__DATA EXCERPTS__:
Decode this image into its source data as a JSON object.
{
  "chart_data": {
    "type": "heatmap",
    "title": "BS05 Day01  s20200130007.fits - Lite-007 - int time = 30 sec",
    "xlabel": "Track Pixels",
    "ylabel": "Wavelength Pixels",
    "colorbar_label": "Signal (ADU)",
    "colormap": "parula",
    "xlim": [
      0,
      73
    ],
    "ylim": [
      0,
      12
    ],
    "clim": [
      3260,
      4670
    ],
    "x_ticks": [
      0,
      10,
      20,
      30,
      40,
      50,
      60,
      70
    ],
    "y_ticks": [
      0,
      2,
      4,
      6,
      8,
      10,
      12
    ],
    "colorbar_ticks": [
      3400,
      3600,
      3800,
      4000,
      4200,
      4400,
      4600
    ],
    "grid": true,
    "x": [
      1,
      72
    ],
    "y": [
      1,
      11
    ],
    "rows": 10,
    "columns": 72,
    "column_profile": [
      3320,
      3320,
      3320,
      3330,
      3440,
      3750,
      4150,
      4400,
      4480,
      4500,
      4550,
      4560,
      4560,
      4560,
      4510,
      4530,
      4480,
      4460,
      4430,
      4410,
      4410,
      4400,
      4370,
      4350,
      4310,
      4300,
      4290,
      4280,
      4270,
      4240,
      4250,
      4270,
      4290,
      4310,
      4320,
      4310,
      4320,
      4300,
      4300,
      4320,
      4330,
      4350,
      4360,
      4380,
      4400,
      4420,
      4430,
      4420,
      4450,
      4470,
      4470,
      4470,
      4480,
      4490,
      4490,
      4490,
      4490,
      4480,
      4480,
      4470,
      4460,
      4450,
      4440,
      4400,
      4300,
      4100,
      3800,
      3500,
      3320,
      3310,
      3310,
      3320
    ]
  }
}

__WORK TO BE COMPLETED__: Find all lines where the word "Pixels" appears. Copy them.

__SOLUTION FOR THIS TASK__:
    "xlabel": "Track Pixels",
    "ylabel": "Wavelength Pixels",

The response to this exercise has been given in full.